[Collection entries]
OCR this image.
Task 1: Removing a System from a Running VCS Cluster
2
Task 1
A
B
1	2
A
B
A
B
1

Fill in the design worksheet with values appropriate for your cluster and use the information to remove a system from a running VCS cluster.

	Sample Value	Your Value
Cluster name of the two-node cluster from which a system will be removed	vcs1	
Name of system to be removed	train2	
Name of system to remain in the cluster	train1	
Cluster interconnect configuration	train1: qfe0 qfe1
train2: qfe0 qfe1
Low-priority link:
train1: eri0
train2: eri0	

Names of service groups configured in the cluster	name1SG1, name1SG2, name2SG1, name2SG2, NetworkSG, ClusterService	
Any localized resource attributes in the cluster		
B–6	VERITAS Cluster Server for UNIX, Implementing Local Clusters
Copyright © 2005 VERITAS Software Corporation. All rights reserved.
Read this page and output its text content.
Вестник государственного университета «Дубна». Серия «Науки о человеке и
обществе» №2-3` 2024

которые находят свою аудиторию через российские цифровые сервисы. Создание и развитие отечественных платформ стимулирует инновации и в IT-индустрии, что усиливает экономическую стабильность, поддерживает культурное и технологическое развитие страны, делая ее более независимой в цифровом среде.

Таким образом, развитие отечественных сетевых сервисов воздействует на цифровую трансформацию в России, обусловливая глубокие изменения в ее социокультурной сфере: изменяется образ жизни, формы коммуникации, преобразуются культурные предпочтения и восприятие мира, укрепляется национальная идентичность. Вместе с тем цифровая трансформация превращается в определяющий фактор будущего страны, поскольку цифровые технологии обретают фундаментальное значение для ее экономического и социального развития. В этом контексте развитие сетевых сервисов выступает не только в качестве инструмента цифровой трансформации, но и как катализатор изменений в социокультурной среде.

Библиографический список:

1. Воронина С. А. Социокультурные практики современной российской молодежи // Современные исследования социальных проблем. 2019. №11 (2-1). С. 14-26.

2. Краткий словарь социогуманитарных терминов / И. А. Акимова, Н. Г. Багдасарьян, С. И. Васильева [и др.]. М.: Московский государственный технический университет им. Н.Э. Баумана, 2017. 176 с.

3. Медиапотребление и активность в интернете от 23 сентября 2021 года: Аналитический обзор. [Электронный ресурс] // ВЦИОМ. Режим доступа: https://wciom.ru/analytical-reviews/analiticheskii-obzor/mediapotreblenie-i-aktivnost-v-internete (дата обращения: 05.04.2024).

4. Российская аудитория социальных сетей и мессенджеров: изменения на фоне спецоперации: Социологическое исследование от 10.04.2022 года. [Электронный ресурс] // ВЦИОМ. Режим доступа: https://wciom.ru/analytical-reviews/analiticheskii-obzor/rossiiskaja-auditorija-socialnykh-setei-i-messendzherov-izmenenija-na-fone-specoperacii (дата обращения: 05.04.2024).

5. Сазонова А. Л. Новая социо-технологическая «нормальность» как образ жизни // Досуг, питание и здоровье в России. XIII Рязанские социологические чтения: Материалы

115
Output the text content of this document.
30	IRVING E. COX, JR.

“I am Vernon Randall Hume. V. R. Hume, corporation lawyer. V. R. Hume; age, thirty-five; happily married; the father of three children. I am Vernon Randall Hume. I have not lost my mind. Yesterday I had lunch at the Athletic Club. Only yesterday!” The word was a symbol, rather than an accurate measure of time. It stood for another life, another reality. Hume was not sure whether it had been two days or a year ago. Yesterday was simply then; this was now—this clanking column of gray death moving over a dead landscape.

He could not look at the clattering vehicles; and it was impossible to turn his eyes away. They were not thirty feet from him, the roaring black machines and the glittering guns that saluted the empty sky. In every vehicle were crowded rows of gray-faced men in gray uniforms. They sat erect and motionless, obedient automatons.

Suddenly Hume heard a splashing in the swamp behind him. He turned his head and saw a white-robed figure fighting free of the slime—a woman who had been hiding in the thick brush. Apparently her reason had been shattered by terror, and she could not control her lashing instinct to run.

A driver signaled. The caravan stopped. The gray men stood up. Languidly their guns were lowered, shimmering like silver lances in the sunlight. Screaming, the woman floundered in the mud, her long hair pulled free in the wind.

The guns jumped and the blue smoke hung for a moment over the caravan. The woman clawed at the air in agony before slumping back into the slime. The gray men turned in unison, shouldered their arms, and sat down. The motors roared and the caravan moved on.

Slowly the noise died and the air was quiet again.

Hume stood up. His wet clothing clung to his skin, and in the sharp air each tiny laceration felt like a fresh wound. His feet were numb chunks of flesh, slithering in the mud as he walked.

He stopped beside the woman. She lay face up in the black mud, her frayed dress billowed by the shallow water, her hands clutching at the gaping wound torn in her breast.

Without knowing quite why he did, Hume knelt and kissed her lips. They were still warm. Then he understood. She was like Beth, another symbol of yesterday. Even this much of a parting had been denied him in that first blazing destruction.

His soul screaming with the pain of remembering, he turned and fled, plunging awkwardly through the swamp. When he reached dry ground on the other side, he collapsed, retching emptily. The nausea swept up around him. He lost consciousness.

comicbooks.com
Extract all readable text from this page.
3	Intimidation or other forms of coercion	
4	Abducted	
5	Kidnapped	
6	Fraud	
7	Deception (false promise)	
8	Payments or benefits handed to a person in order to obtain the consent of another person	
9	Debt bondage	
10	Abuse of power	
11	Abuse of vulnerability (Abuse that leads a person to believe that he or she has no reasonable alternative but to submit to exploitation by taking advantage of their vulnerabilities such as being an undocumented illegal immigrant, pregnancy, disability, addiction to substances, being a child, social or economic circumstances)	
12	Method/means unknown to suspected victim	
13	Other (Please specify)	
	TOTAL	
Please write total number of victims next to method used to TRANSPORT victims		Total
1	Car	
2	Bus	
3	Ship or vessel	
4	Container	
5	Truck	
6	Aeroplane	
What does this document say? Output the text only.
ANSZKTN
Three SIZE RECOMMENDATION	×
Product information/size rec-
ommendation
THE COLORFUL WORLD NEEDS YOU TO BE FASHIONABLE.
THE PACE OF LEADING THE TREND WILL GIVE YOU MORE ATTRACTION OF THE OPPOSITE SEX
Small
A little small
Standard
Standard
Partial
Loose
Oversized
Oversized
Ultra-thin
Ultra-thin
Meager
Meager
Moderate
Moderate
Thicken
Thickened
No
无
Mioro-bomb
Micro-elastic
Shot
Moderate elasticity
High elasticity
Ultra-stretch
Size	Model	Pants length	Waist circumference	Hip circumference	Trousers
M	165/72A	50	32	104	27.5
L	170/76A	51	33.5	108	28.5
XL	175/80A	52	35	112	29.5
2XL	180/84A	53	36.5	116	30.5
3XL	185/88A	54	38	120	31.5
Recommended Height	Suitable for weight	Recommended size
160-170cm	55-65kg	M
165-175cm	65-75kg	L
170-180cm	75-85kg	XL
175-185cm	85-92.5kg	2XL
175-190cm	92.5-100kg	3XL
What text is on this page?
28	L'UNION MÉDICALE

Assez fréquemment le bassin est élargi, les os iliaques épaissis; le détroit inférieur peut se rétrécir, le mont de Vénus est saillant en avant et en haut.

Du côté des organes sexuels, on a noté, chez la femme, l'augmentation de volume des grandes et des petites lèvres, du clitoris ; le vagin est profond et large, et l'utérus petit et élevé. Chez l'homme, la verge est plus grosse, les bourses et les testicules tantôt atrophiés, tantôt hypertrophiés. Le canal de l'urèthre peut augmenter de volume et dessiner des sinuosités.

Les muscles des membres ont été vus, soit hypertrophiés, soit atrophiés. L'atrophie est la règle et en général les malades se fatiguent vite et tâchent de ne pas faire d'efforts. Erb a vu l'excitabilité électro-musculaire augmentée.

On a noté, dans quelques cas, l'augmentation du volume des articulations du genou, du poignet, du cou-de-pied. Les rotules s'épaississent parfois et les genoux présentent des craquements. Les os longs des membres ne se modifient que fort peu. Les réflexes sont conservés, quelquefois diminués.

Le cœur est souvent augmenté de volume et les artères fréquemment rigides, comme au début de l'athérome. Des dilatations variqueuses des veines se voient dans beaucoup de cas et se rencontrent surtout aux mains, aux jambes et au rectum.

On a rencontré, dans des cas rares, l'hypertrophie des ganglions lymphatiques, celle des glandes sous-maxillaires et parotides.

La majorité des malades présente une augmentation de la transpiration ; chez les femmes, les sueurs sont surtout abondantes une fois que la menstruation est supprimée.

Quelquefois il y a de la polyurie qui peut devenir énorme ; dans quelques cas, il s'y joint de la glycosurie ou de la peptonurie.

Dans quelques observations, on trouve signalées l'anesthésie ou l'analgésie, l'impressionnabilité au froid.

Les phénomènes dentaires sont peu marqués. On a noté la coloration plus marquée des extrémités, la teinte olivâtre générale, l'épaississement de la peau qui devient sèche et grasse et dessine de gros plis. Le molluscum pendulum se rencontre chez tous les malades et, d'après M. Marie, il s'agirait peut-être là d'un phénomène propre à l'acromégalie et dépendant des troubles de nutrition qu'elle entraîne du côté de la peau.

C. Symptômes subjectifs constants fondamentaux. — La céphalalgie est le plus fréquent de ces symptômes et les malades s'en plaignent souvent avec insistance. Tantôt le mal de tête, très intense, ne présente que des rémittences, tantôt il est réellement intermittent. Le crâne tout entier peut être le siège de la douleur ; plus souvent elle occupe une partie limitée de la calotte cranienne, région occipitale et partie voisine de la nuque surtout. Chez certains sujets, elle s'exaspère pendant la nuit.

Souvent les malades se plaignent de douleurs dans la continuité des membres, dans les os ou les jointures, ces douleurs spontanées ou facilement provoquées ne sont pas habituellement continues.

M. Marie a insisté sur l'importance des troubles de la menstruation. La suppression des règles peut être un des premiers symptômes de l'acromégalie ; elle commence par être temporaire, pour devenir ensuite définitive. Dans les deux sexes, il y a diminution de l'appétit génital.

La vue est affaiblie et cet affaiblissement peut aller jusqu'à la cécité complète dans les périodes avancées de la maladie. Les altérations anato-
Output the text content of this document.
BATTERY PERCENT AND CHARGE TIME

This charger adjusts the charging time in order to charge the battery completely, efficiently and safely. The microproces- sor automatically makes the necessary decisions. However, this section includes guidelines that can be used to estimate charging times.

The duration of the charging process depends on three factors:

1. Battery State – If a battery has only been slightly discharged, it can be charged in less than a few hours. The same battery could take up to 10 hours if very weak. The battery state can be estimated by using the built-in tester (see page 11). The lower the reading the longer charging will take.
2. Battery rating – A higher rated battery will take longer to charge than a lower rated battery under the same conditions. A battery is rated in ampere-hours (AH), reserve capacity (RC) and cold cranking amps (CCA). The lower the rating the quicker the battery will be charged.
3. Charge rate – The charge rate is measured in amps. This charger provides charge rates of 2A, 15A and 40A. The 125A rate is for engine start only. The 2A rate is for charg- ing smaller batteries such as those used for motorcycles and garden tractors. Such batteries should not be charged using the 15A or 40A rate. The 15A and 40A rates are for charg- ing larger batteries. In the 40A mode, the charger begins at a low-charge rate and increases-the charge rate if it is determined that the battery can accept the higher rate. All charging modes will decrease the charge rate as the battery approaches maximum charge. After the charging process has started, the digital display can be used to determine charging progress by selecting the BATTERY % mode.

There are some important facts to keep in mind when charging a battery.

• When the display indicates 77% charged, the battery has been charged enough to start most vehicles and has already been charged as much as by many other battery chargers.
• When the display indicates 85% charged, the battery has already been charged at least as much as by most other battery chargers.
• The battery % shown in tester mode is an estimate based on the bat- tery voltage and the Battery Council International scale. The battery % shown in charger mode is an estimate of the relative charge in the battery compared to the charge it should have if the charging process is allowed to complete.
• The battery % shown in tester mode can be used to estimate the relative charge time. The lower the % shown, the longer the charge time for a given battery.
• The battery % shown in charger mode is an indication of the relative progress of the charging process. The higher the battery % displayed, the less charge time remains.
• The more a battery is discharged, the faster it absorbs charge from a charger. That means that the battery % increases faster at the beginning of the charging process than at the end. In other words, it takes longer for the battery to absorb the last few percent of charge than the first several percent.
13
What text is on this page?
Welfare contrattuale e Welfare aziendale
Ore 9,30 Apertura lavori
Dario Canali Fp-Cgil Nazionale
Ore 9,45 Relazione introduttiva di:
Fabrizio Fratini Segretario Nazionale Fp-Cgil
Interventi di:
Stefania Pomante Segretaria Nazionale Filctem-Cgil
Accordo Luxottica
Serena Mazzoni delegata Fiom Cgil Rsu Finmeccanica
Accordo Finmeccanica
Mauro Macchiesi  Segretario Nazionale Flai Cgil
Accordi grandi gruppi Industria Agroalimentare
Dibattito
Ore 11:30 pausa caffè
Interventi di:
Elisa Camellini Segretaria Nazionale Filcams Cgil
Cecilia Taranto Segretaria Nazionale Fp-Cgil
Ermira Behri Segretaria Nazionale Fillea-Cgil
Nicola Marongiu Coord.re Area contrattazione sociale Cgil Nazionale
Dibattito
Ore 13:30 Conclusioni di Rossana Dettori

» What to produce: Copy each line of the listing in which the word "analytical" can be found.

» Response:
3. Медиапотребление и активность в интернете от 23 сентября 2021 года: Аналитический обзор. [Электронный ресурс] // ВЦИОМ. Режим доступа: https://wciom.ru/analytical-reviews/analiticheskii-obzor/mediapotreblenie-i-aktivnost-v-internete (дата обращения: 05.04.2024).
4. Российская аудитория социальных сетей и мессенджеров: изменения на фоне спецоперации: Социологическое исследование от 10.04.2022 года. [Электронный ресурс] // ВЦИОМ. Режим доступа: https://wciom.ru/analytical-reviews/analiticheskii-obzor/rossiiskaja-auditorija-socialnykh-setei-i-messendzherov-izmenenija-na-fone-specoperacii (дата обращения: 05.04.2024).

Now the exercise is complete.